REQUEST -
Extract and list every line that contains the word "лососем".

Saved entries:
+ + +

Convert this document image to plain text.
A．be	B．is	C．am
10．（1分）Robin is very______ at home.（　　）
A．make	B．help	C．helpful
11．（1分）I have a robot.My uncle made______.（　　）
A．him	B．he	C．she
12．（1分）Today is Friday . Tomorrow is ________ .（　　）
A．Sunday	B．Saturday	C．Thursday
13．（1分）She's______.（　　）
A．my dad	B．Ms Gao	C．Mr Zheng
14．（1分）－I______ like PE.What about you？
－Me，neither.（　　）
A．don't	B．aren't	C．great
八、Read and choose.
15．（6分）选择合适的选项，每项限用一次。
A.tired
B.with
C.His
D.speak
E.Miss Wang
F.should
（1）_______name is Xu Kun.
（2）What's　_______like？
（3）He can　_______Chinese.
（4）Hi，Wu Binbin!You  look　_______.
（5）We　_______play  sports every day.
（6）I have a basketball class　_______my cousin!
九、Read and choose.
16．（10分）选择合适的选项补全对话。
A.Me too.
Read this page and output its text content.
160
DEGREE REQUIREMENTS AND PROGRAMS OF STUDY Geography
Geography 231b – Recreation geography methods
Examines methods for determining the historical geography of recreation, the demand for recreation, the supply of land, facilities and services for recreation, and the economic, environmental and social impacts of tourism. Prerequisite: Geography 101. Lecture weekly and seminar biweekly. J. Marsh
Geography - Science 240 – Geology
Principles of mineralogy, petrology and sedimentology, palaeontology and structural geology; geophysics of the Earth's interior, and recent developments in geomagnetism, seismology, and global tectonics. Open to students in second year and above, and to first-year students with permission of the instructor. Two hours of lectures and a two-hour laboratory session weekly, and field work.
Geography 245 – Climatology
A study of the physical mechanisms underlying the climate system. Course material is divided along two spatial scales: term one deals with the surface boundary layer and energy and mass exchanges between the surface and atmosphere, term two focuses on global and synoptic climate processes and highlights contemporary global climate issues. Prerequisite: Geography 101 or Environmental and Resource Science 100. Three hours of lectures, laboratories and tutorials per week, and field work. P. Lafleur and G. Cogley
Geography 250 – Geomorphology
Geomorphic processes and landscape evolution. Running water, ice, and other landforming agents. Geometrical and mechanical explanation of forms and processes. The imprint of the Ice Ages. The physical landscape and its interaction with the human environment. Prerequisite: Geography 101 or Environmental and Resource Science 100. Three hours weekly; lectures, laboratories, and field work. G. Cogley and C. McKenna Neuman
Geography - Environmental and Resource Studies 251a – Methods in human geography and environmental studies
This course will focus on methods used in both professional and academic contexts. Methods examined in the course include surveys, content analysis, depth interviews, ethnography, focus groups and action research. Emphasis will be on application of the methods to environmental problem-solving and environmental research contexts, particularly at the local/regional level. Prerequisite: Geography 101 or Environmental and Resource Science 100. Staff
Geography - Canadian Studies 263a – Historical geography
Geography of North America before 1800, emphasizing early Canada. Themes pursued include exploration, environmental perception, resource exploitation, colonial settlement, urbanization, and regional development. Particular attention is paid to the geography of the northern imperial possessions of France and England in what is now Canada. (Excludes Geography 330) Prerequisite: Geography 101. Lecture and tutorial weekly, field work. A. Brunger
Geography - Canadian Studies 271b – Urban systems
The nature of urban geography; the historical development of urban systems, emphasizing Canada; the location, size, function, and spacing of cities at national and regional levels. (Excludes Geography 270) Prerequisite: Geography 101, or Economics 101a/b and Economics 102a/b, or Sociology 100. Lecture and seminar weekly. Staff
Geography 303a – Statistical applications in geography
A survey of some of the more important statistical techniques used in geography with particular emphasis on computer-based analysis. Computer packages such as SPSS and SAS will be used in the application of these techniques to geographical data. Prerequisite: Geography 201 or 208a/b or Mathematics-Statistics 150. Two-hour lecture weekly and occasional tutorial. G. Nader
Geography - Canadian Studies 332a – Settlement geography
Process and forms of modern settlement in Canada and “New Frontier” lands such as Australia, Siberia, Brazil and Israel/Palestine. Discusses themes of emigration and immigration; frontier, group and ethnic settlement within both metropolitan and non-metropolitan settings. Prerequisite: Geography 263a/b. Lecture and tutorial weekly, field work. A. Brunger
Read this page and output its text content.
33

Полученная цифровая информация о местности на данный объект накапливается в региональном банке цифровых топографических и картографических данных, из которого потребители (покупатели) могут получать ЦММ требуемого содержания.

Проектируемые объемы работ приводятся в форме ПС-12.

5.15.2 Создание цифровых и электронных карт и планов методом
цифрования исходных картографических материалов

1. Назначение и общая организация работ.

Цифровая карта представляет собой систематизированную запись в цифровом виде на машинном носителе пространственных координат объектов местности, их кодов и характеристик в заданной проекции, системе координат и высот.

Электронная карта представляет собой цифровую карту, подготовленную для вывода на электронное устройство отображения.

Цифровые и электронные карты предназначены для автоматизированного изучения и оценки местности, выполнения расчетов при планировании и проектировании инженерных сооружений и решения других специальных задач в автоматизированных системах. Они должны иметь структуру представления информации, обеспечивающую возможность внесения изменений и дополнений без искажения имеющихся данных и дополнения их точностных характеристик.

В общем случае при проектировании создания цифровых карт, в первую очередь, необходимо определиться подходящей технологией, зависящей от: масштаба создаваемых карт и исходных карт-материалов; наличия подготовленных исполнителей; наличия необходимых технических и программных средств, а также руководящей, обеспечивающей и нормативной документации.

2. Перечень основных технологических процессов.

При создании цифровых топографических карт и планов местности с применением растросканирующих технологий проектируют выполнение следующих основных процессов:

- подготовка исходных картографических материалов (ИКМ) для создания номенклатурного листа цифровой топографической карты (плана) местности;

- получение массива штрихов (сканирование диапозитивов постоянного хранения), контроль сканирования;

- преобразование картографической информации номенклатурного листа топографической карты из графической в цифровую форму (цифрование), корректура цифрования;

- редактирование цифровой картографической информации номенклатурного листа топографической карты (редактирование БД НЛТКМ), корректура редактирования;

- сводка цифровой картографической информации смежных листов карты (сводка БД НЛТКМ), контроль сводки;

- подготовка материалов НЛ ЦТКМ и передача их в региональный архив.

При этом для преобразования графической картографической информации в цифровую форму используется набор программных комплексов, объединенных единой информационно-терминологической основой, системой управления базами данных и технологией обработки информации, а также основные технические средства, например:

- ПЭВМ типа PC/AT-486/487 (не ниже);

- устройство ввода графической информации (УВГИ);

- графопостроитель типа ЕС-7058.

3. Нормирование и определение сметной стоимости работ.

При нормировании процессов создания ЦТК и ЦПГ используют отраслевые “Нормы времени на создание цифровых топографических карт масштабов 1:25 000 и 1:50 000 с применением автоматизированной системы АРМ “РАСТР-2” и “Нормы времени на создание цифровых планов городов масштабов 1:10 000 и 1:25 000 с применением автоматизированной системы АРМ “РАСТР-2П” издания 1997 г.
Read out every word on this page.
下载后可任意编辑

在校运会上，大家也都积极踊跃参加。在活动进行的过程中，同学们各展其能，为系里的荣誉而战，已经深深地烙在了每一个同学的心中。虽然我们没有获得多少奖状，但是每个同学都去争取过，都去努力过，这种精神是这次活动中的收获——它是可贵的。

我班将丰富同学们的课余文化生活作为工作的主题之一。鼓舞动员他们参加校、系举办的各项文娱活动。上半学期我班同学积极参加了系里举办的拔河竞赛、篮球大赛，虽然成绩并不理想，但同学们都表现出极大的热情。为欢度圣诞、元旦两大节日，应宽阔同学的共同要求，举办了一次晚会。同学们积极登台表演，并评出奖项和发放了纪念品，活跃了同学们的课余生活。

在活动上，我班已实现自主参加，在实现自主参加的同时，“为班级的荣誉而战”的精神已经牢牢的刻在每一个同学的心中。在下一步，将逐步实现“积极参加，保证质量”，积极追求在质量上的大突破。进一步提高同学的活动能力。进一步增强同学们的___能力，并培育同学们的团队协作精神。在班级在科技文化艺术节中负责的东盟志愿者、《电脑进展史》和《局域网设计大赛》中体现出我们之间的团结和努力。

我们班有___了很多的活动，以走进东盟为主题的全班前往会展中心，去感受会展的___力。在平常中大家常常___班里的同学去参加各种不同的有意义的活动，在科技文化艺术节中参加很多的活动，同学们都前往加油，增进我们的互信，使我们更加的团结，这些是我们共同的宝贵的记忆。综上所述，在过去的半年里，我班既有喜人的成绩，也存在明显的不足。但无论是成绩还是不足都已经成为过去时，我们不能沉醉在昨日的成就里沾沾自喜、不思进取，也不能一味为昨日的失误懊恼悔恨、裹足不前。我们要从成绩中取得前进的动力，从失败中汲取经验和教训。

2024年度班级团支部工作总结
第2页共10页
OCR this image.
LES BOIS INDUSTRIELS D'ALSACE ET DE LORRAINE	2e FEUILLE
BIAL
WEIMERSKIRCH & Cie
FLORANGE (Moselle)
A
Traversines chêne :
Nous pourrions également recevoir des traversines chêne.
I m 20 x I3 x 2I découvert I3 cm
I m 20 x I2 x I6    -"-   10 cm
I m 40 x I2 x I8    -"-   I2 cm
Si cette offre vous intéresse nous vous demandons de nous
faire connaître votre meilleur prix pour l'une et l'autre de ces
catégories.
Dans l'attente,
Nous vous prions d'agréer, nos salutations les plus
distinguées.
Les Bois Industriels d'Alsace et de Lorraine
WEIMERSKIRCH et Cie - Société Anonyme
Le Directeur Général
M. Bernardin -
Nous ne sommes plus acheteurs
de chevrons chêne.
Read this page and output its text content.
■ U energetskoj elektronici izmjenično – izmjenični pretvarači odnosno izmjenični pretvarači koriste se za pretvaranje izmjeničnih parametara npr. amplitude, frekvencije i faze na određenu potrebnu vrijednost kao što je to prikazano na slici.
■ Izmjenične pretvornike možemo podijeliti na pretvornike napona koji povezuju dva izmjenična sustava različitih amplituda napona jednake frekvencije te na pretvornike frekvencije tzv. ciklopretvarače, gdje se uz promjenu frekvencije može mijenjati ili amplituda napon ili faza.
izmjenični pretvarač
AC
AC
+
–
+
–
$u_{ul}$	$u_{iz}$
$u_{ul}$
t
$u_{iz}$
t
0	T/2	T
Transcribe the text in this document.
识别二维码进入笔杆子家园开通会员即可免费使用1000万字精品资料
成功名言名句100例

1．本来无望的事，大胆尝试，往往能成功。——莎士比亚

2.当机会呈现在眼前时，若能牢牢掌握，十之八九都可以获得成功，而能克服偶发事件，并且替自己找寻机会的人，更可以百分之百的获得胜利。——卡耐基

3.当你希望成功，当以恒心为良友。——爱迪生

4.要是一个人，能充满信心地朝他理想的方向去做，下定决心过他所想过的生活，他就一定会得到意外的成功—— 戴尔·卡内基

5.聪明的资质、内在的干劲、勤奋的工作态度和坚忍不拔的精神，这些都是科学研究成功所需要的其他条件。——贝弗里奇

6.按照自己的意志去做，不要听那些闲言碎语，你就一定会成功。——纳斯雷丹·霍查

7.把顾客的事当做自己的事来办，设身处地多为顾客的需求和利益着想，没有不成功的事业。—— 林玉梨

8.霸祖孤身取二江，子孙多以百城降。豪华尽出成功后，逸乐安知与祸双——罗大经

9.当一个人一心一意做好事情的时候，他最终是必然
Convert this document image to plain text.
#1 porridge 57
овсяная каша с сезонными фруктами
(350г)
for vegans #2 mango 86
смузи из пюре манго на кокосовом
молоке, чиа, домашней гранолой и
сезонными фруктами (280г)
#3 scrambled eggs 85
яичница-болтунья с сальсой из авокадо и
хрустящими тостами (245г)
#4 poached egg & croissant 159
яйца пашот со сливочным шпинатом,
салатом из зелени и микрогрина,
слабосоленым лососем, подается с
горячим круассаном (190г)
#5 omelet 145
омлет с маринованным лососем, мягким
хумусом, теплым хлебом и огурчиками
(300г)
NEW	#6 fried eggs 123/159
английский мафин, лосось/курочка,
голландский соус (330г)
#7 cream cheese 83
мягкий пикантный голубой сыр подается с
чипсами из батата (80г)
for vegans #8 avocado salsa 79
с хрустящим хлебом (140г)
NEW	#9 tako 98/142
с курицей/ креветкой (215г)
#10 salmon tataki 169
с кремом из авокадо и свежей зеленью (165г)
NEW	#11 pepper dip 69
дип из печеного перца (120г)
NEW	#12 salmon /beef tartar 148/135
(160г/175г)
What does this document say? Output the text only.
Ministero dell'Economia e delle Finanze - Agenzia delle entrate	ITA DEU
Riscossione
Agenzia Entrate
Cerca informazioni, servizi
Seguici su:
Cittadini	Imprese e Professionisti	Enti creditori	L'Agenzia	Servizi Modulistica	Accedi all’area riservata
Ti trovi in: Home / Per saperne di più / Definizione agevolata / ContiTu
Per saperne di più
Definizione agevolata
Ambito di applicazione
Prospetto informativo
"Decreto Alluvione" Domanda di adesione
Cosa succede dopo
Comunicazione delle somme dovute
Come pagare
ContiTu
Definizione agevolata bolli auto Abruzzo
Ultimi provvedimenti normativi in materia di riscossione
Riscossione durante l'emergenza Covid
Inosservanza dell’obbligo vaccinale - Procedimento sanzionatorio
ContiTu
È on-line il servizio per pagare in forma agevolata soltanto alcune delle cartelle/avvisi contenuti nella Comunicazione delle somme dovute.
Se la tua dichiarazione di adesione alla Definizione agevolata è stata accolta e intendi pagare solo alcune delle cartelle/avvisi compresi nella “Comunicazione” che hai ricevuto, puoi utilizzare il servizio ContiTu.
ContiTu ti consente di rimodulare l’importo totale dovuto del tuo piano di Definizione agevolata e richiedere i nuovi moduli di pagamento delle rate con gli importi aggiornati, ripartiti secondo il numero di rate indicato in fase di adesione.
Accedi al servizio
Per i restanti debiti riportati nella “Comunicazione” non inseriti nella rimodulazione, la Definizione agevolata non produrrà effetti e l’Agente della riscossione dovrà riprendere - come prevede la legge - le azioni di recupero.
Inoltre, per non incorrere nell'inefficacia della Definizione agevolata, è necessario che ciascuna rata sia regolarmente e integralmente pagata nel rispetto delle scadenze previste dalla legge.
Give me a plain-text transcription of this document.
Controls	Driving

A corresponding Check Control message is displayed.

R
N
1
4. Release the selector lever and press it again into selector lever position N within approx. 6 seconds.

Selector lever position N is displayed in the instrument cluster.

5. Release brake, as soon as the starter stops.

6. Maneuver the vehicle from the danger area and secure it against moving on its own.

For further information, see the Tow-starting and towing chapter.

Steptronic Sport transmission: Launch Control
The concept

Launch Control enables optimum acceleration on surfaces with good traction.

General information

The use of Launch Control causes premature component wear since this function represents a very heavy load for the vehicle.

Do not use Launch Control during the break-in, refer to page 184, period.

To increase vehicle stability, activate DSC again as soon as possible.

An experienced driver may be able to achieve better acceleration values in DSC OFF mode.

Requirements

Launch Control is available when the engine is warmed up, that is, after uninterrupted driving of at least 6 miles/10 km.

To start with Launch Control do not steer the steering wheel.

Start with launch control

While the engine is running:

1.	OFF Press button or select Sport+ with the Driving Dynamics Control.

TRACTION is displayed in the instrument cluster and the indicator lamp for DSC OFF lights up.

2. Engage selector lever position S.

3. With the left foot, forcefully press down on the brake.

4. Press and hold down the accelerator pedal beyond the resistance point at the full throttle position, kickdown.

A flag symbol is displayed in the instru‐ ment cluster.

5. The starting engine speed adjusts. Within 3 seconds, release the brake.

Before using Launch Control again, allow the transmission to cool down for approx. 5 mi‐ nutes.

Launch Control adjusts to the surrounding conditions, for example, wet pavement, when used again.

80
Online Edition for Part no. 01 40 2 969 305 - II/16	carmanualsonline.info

+ + +

TASK RESPONSE -
слабосоленым лососем, подается с
омлет с маринованным лососем, мягким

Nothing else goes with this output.